### BRIEF
Go through the listing and pick out each line with the word "xlabel" in it.

[Extracts from a graphics dataset]
--------------------------------------------------

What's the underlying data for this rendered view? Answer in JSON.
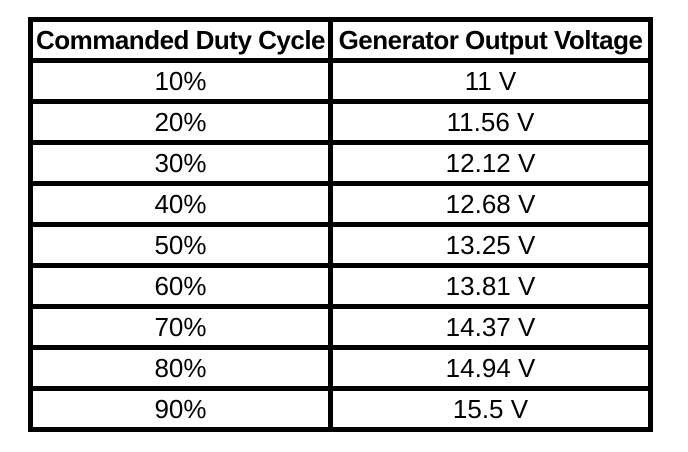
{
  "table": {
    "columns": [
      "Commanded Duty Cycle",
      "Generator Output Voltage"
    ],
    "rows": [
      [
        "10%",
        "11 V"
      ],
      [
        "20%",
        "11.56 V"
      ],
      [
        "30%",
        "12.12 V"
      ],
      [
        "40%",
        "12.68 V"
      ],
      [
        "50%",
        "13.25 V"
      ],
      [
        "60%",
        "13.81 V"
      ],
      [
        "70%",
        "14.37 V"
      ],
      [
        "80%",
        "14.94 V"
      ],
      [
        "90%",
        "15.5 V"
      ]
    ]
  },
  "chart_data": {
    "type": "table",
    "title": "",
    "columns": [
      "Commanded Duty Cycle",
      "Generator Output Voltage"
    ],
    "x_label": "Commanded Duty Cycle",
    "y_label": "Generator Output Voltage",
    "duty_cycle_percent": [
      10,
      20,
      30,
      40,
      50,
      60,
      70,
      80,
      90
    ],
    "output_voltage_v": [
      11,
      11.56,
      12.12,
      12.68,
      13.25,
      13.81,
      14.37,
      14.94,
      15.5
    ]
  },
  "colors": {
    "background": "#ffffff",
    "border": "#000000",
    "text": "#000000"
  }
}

--------------------------------------------------

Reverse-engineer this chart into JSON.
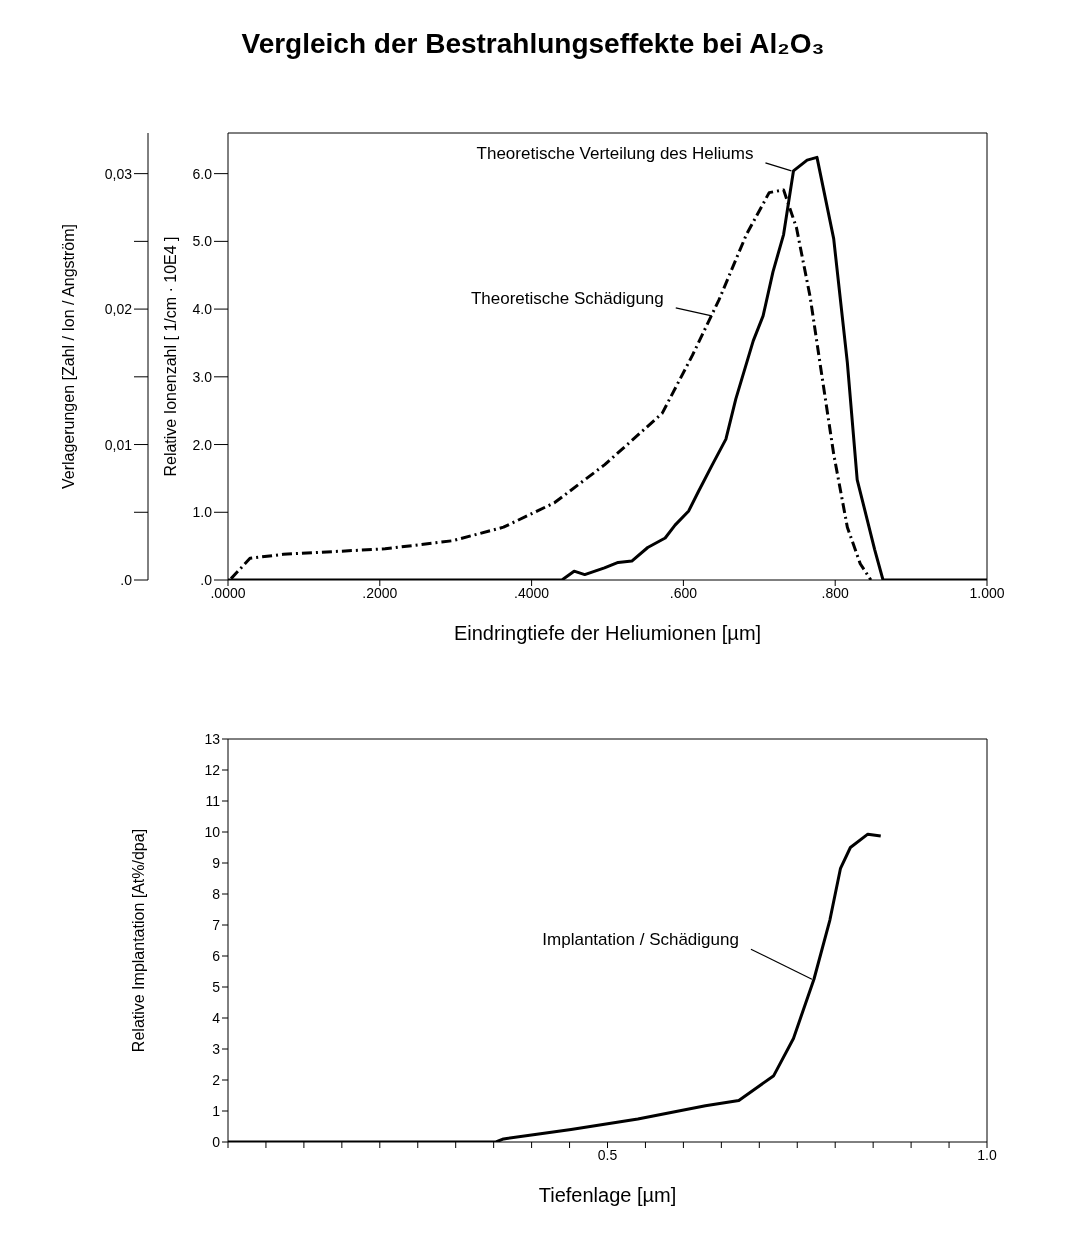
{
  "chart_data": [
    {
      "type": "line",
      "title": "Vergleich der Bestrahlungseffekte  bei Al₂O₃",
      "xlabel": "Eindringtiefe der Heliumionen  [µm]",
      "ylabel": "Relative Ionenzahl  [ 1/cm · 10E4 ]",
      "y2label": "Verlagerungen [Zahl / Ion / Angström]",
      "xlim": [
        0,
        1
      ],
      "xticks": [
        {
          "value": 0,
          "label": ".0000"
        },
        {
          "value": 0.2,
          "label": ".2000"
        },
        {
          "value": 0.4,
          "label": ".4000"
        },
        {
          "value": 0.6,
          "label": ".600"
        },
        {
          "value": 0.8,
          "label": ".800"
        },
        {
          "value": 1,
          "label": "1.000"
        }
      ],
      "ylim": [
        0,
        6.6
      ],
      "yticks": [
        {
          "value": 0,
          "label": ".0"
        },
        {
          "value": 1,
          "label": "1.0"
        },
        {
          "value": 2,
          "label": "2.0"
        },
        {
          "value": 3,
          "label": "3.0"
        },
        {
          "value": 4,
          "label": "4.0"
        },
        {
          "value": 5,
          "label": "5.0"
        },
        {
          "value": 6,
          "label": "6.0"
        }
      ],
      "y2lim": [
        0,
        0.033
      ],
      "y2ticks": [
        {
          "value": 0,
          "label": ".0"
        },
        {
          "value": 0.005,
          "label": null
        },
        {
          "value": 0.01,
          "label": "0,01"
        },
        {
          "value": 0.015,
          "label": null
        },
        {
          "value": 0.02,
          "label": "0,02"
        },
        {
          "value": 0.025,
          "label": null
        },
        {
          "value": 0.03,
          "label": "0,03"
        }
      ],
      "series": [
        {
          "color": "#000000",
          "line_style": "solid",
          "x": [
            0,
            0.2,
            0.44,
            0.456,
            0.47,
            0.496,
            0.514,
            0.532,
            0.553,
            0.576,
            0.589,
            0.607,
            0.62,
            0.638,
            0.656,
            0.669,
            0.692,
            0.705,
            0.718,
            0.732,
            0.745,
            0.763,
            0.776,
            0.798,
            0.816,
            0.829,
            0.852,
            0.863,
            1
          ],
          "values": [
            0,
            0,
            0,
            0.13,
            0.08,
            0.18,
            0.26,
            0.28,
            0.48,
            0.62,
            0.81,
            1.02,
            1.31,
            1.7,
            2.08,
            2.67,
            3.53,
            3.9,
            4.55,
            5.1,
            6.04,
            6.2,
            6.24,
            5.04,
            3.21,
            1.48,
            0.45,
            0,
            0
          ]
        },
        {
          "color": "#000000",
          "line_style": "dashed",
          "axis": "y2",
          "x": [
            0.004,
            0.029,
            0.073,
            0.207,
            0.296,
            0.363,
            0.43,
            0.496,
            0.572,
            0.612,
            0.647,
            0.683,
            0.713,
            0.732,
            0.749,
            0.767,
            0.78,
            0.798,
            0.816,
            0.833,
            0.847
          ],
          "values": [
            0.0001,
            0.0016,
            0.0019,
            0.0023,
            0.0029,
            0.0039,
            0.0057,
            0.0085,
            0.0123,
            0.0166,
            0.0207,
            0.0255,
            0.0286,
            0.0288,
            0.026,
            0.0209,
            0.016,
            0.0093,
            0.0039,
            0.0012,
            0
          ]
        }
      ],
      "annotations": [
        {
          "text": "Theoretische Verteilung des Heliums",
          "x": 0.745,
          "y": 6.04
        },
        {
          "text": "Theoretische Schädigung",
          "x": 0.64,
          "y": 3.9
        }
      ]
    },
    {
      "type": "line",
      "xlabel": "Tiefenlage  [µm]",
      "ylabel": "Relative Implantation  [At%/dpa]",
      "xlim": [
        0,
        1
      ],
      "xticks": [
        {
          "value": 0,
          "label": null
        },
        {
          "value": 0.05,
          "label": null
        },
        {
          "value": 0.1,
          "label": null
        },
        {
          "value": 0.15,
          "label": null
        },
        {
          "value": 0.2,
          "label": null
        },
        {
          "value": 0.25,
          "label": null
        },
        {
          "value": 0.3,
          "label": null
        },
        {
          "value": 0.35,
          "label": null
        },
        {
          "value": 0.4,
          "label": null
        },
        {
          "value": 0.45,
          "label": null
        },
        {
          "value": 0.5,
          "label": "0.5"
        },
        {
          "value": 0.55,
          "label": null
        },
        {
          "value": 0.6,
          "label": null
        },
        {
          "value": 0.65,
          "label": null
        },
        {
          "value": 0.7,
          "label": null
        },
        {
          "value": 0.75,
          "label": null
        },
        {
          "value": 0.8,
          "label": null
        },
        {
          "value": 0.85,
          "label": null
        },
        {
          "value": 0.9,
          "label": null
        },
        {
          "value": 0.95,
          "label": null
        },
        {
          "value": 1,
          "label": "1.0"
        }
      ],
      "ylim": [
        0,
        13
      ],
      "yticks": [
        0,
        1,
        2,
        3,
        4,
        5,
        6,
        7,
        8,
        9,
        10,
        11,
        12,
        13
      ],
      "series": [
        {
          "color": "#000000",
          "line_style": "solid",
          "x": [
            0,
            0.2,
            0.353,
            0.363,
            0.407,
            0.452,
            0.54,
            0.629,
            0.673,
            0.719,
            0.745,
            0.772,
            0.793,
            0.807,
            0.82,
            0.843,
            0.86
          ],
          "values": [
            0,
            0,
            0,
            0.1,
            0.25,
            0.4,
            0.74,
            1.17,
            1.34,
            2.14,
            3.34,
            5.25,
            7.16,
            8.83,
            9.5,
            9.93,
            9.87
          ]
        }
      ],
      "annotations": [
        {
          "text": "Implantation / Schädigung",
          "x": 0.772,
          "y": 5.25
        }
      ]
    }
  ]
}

--------------------------------------------------

### WRITTEN SOLUTION
      "xlabel": "Eindringtiefe der Heliumionen  [µm]",
      "xlabel": "Tiefenlage  [µm]",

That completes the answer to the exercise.